(Rows from a dataset)
>>>
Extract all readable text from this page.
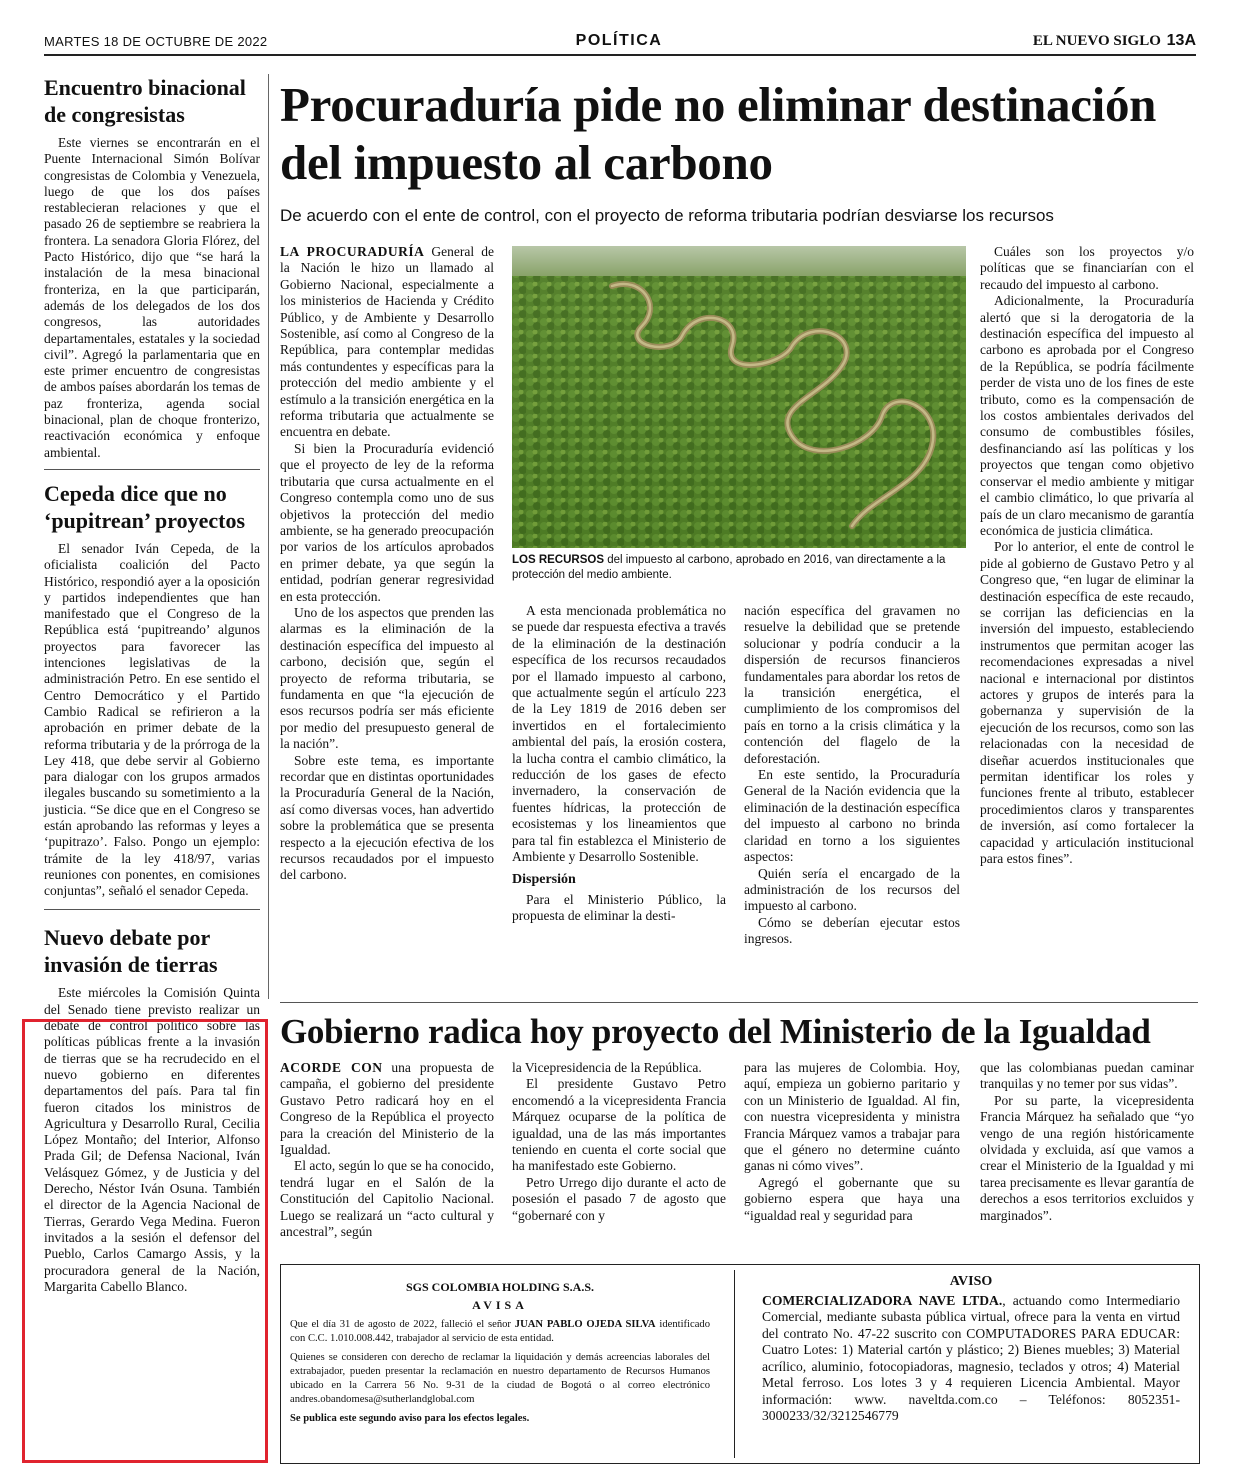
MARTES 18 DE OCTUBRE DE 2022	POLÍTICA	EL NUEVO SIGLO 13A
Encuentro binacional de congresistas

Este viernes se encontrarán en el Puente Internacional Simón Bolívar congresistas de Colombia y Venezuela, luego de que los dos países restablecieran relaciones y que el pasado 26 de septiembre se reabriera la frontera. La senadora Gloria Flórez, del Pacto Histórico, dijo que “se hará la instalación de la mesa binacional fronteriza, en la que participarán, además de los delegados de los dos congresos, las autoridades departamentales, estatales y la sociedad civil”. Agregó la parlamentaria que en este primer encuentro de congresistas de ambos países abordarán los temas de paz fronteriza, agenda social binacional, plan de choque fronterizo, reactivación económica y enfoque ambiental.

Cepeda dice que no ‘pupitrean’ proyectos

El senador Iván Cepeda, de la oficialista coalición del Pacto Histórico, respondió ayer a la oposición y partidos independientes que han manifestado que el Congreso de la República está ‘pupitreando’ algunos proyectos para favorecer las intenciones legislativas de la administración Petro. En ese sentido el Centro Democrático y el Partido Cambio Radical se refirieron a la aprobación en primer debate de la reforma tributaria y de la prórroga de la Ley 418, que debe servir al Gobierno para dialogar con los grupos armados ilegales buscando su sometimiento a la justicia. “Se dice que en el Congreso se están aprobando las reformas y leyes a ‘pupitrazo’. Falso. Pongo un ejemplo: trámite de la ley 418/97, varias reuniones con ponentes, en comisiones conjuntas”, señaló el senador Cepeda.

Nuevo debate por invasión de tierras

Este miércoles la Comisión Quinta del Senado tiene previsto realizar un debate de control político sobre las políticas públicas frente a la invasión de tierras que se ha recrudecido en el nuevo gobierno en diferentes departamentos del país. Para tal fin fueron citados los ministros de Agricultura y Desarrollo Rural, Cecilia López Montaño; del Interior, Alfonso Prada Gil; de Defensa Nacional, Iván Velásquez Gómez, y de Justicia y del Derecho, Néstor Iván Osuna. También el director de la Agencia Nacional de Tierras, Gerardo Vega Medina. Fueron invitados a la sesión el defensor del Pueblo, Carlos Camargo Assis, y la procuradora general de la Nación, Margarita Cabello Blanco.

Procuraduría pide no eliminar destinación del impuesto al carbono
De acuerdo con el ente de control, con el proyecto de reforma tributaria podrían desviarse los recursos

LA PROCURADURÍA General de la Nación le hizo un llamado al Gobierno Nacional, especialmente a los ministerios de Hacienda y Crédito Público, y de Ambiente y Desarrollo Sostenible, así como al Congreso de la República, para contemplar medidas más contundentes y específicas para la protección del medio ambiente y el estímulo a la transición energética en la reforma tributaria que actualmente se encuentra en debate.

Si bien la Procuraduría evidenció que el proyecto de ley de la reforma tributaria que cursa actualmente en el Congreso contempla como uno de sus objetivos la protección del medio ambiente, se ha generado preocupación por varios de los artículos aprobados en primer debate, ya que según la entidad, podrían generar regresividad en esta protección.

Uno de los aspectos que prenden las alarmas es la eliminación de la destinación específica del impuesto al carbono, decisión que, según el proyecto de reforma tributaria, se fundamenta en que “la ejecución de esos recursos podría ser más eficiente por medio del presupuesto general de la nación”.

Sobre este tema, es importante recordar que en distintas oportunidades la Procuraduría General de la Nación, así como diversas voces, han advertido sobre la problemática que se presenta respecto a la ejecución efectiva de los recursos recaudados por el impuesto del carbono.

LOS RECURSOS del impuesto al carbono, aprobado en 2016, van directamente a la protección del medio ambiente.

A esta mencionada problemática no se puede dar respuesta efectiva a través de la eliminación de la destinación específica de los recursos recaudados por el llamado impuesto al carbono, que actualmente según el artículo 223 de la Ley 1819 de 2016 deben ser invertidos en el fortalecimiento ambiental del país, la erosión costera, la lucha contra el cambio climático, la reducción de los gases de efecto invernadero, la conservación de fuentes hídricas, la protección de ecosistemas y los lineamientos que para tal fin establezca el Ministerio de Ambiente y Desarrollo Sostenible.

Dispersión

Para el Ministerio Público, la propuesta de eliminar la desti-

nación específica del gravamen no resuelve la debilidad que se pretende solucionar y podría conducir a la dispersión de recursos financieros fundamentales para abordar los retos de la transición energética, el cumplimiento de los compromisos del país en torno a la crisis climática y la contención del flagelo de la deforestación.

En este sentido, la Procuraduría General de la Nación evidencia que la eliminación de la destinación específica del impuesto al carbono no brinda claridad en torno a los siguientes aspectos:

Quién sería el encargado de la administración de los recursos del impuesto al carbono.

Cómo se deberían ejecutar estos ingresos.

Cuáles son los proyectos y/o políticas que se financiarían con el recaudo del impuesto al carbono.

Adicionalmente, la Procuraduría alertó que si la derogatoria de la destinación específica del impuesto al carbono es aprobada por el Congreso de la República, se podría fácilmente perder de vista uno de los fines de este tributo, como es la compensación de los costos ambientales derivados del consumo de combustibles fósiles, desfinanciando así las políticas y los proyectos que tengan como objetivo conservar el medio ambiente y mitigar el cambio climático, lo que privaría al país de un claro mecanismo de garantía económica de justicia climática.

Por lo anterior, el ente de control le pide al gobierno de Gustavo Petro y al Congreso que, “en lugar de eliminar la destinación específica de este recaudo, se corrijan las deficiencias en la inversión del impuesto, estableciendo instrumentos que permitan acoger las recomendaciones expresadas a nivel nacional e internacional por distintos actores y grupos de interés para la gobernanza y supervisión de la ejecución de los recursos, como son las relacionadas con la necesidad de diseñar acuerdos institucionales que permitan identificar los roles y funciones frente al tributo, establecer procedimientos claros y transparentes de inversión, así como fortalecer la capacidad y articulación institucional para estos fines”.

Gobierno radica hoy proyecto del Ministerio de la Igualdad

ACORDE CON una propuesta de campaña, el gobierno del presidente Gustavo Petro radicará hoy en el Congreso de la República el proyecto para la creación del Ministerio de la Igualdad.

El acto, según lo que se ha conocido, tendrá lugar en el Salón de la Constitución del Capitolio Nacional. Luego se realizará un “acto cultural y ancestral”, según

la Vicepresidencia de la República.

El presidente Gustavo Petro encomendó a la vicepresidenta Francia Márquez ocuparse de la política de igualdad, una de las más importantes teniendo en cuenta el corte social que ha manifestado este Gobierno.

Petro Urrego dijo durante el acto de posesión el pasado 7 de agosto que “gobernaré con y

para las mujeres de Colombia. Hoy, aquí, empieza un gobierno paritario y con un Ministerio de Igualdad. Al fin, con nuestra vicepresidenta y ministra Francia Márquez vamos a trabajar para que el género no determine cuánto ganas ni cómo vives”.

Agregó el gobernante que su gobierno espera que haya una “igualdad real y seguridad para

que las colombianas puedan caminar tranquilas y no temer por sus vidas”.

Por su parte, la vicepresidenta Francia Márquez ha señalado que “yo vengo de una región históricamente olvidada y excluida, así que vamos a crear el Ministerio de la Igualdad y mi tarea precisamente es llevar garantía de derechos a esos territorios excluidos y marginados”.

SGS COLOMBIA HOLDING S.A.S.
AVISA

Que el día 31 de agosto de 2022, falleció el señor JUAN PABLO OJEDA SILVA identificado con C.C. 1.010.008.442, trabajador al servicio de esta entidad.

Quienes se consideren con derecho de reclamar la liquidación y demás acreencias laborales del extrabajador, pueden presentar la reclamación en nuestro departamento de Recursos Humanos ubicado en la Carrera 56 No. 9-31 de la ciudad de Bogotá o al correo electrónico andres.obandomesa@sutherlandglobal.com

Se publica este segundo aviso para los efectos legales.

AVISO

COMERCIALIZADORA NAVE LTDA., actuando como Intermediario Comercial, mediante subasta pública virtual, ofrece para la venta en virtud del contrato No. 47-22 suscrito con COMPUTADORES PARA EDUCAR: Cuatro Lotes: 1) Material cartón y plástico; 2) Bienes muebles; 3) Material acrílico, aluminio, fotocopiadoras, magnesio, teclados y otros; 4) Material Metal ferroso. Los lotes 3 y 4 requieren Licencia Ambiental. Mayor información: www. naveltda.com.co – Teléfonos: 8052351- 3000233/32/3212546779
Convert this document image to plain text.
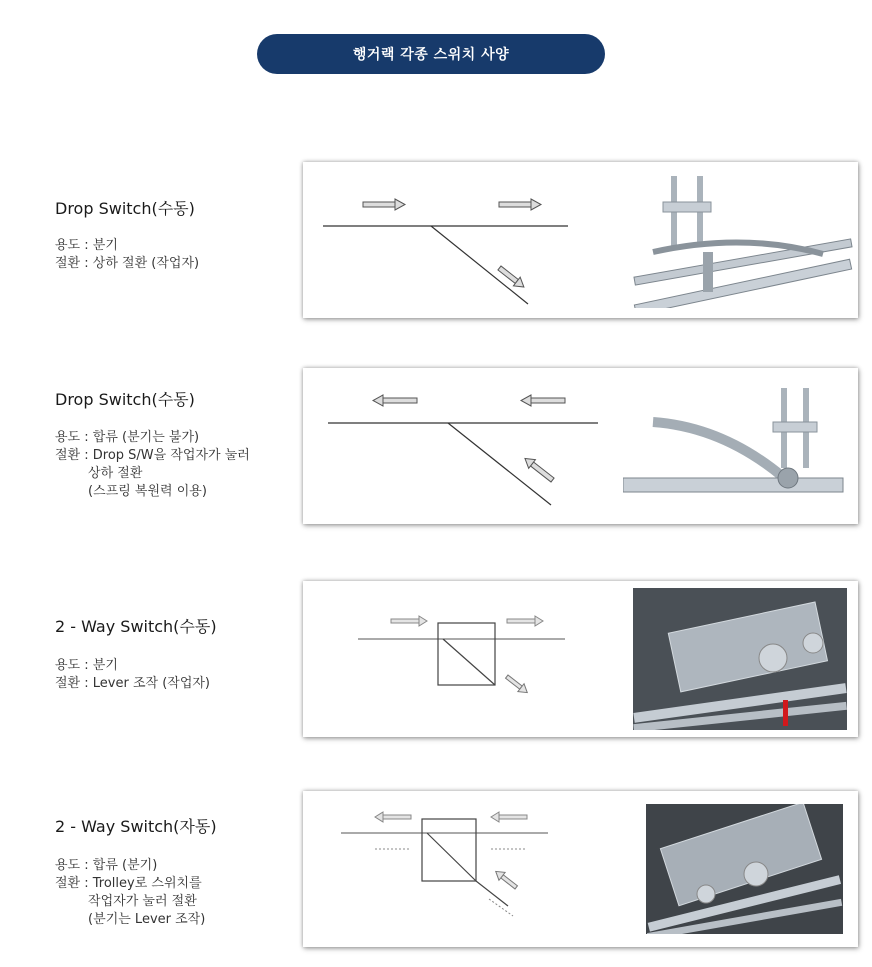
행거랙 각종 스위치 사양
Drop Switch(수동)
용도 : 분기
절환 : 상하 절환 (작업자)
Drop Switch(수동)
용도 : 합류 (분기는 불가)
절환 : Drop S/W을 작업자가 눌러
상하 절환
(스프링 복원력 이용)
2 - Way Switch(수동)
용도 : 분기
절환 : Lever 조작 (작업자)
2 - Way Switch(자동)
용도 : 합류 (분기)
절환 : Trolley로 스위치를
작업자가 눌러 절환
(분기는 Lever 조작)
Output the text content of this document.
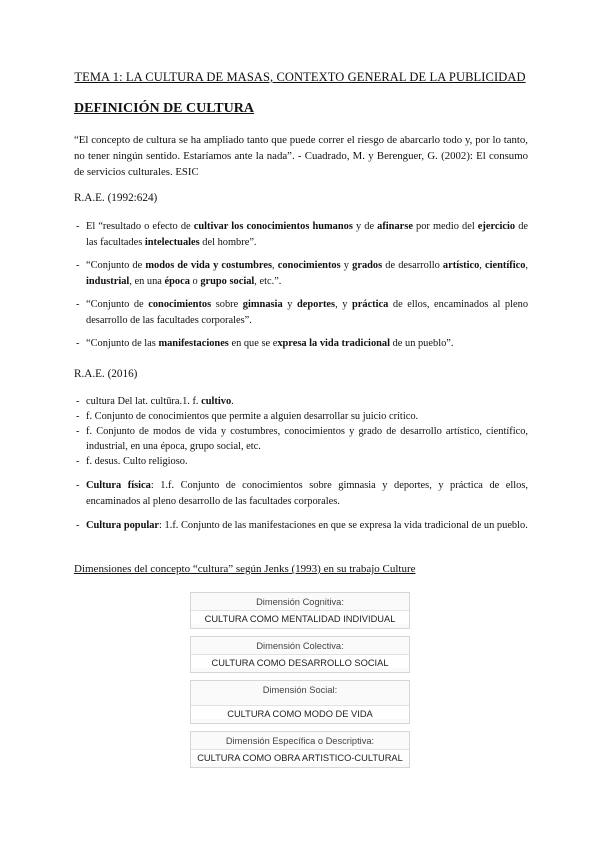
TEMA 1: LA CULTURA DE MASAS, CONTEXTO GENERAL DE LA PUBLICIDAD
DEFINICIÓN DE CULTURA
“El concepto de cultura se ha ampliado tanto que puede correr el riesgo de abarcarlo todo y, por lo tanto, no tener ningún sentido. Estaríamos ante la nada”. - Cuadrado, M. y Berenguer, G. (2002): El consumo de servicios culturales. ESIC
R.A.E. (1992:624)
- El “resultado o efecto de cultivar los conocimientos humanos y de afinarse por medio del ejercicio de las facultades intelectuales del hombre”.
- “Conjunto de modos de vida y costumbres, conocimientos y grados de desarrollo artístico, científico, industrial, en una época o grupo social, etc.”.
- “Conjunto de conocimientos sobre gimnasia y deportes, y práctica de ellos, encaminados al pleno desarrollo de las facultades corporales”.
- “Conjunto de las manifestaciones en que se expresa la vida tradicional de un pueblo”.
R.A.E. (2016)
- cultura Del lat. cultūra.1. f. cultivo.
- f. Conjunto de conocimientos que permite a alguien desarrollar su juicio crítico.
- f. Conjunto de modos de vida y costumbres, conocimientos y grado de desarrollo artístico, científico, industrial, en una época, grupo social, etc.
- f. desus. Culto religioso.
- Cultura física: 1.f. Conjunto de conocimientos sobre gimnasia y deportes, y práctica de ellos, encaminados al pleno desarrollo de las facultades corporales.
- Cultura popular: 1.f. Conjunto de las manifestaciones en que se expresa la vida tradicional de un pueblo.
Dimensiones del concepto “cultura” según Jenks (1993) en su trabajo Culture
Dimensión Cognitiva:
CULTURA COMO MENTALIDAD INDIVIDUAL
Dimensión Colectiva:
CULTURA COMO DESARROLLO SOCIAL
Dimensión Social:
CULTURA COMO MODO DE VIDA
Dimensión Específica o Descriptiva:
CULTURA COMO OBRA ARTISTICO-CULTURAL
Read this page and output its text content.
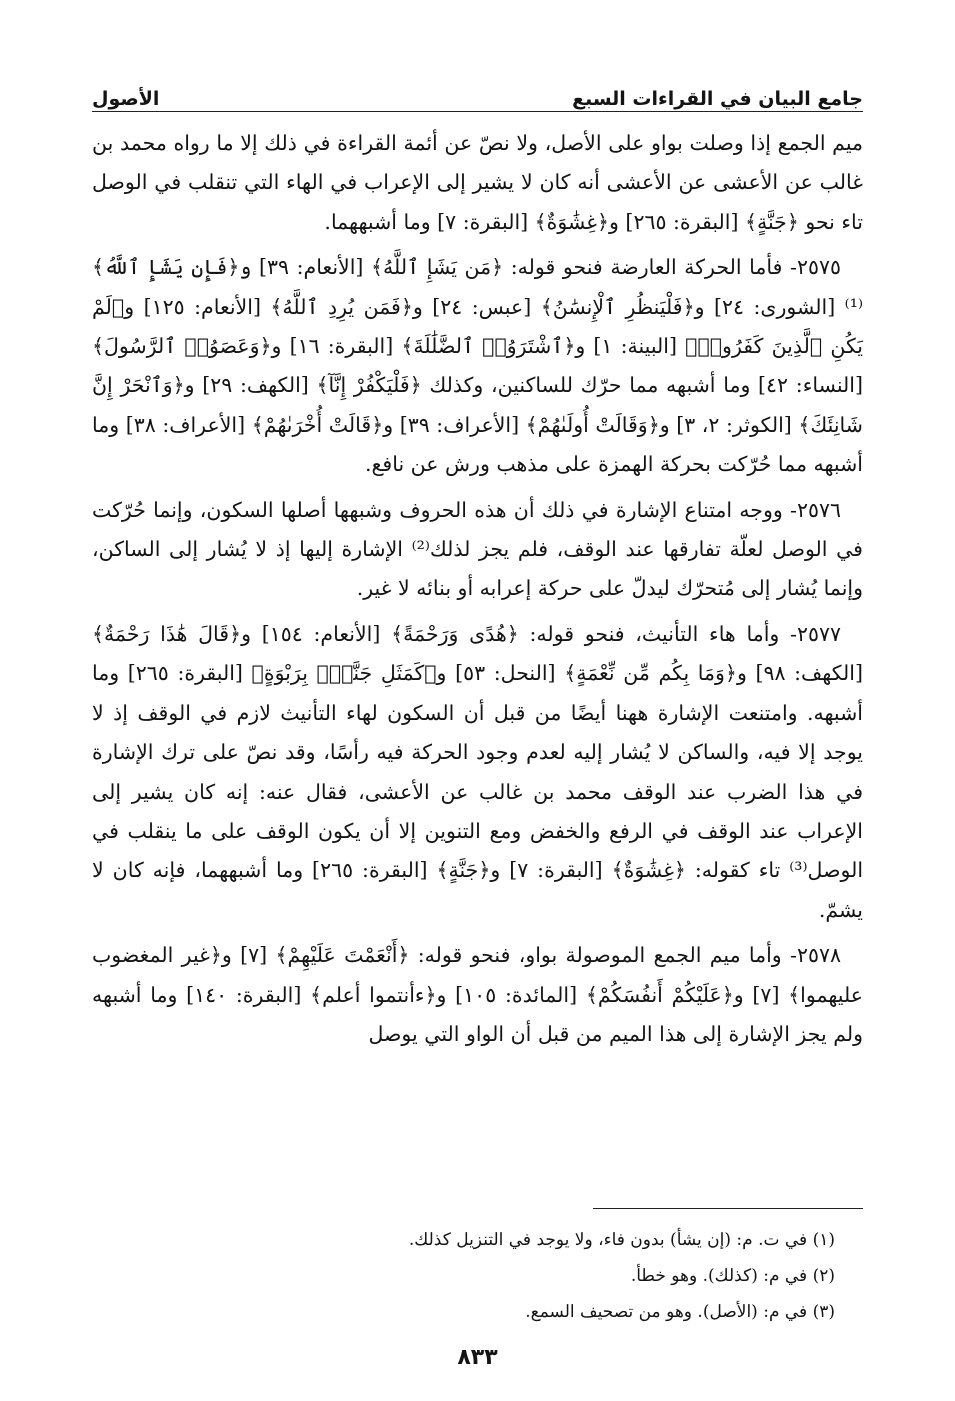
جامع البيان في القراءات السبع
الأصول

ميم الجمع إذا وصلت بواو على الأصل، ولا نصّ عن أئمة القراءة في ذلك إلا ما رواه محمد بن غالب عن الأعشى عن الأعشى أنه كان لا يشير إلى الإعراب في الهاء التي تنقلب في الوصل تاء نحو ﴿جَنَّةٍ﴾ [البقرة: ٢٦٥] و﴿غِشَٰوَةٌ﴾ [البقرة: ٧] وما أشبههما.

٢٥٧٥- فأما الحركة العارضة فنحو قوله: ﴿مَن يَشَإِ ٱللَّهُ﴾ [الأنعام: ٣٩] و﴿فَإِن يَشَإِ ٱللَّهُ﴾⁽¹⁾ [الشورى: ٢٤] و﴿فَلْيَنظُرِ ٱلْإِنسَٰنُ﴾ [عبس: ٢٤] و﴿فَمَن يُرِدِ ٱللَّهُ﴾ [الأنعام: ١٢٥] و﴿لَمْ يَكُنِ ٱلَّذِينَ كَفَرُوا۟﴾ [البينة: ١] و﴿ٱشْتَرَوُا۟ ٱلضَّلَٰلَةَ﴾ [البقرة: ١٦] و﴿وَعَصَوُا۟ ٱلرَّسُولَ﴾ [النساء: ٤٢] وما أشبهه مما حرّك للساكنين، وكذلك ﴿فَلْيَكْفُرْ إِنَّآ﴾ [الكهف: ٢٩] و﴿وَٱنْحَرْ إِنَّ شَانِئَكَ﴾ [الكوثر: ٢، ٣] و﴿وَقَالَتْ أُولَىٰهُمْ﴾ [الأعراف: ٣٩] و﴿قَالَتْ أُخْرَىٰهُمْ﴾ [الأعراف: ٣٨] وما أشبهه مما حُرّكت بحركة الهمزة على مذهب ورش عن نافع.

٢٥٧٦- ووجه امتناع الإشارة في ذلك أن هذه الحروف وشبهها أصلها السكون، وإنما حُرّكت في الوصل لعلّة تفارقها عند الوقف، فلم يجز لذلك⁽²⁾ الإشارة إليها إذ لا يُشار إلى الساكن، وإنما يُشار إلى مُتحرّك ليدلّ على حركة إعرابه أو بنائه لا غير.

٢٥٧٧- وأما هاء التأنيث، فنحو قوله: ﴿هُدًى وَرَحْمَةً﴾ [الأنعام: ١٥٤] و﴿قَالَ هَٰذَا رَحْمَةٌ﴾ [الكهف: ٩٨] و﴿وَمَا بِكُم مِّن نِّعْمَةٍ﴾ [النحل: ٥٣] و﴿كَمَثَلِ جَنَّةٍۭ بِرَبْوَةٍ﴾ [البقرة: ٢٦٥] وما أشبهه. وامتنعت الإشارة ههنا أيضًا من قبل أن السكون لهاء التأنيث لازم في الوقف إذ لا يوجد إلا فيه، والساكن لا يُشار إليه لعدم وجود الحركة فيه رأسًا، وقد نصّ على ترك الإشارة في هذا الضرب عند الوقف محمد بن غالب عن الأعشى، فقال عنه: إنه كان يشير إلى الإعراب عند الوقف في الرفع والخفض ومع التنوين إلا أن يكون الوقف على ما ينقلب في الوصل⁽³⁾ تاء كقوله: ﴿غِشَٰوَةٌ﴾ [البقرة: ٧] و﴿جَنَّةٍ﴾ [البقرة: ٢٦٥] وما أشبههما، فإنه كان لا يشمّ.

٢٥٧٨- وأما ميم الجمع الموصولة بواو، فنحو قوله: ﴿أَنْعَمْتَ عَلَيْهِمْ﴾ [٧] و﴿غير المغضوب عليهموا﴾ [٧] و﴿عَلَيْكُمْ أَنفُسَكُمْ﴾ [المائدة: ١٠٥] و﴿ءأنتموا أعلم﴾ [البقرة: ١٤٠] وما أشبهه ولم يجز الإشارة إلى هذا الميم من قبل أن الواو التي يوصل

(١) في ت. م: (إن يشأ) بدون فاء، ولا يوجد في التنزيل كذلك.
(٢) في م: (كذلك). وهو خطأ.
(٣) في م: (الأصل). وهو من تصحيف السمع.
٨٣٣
<<<
## Prompt
Extract every line that has the string "deportes" in it.

## Final result
- “Conjunto de conocimientos sobre gimnasia y deportes, y práctica de ellos, encaminados al pleno desarrollo de las facultades corporales”.
- Cultura física: 1.f. Conjunto de conocimientos sobre gimnasia y deportes, y práctica de ellos, encaminados al pleno desarrollo de las facultades corporales.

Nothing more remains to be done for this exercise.